▸ **Supplied material**
↓

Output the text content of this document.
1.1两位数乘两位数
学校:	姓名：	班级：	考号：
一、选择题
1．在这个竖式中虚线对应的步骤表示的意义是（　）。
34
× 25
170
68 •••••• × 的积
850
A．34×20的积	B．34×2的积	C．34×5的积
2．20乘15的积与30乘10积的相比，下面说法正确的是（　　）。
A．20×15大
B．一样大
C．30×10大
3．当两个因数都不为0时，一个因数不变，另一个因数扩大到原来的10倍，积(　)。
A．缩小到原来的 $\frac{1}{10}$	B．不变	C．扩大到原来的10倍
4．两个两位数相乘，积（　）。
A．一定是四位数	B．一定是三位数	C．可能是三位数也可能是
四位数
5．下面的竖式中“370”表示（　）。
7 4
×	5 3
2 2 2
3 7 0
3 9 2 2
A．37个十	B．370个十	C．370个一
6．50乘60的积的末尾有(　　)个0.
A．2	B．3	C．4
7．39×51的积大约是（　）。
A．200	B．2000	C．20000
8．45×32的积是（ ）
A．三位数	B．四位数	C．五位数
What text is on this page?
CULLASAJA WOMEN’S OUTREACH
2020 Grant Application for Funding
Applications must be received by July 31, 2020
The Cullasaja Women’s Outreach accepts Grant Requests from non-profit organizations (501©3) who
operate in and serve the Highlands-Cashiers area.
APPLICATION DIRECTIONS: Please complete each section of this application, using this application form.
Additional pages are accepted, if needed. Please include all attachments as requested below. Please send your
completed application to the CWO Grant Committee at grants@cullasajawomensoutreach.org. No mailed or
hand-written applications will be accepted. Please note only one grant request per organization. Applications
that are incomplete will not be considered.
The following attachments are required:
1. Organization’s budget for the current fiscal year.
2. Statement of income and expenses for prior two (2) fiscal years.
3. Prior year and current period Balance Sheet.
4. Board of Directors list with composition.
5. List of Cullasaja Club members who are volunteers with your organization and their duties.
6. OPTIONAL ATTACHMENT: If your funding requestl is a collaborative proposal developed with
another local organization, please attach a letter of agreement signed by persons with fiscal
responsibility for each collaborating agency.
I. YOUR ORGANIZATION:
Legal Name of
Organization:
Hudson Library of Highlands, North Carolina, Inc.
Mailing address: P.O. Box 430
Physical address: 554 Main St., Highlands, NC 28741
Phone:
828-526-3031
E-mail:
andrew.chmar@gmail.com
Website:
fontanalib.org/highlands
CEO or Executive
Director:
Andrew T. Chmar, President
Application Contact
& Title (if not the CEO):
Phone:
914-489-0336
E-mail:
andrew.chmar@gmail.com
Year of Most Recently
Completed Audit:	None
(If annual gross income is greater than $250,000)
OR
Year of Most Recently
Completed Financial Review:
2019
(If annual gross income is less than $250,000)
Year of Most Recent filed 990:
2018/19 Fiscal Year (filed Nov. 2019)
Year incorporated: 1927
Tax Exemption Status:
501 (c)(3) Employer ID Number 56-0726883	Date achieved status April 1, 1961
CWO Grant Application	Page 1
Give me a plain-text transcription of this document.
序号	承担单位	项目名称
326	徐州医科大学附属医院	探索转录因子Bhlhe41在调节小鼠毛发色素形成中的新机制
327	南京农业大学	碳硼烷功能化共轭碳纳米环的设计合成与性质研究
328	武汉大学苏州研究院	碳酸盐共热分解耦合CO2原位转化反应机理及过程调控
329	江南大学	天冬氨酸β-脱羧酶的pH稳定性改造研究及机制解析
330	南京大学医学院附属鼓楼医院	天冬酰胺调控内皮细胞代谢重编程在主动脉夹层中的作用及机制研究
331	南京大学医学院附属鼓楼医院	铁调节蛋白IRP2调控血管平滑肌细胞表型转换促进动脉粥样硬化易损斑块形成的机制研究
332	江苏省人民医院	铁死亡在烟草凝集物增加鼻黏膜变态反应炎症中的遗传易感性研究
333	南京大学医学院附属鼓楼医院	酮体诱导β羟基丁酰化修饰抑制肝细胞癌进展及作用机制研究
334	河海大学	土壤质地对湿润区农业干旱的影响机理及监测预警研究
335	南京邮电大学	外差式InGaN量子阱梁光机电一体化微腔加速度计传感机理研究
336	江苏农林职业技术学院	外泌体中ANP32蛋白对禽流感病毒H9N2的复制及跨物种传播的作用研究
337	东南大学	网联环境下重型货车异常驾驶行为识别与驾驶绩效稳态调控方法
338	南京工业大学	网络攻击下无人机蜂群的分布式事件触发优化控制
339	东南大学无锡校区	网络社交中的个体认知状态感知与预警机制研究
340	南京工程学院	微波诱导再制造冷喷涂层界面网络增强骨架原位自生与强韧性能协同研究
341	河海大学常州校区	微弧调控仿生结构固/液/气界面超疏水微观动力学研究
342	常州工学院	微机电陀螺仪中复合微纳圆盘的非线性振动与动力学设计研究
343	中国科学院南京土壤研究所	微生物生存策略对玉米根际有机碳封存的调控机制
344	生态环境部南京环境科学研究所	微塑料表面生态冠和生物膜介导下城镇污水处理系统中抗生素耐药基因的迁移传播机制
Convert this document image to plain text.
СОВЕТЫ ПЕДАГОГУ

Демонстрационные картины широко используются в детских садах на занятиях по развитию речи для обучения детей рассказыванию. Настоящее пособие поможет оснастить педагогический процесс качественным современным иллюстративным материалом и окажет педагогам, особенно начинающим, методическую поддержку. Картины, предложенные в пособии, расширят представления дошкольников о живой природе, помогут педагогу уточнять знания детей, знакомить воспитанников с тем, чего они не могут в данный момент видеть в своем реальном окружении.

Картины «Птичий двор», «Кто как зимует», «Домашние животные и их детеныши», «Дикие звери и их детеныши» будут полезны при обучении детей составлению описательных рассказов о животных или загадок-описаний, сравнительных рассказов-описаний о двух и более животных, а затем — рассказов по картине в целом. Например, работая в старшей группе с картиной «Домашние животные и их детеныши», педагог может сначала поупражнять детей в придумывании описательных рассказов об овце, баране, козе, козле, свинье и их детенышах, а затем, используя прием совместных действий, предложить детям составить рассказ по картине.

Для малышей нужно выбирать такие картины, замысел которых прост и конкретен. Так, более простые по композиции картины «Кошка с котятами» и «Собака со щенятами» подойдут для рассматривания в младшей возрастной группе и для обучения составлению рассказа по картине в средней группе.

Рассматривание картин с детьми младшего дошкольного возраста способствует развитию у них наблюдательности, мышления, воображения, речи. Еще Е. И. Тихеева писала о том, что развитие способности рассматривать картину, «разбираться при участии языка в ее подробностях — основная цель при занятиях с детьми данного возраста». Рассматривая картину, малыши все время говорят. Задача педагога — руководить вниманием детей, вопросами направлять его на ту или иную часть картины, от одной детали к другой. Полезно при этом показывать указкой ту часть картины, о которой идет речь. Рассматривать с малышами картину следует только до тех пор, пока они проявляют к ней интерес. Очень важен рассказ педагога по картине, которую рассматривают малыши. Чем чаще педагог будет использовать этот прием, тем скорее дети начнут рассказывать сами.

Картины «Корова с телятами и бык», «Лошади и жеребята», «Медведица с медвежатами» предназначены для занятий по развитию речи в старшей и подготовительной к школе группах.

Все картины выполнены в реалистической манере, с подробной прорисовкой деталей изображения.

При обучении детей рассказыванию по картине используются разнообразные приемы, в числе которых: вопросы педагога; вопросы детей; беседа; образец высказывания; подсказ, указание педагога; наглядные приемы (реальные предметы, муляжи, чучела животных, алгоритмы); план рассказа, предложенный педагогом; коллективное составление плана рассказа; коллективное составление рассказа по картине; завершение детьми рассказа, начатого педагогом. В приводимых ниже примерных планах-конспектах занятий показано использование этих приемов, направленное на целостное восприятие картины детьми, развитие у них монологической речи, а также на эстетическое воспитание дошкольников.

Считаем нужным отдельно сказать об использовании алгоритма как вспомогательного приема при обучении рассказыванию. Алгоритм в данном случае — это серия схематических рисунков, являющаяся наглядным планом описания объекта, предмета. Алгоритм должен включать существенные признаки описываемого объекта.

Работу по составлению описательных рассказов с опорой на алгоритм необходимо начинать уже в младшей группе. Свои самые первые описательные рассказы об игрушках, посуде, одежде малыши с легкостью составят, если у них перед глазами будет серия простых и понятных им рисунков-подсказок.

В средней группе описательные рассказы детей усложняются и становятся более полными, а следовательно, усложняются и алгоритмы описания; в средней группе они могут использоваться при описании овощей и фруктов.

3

↑

▸ **What to produce**
Provide the number of lines in the entries that include "annual", and no other text.

▸ **The response**
2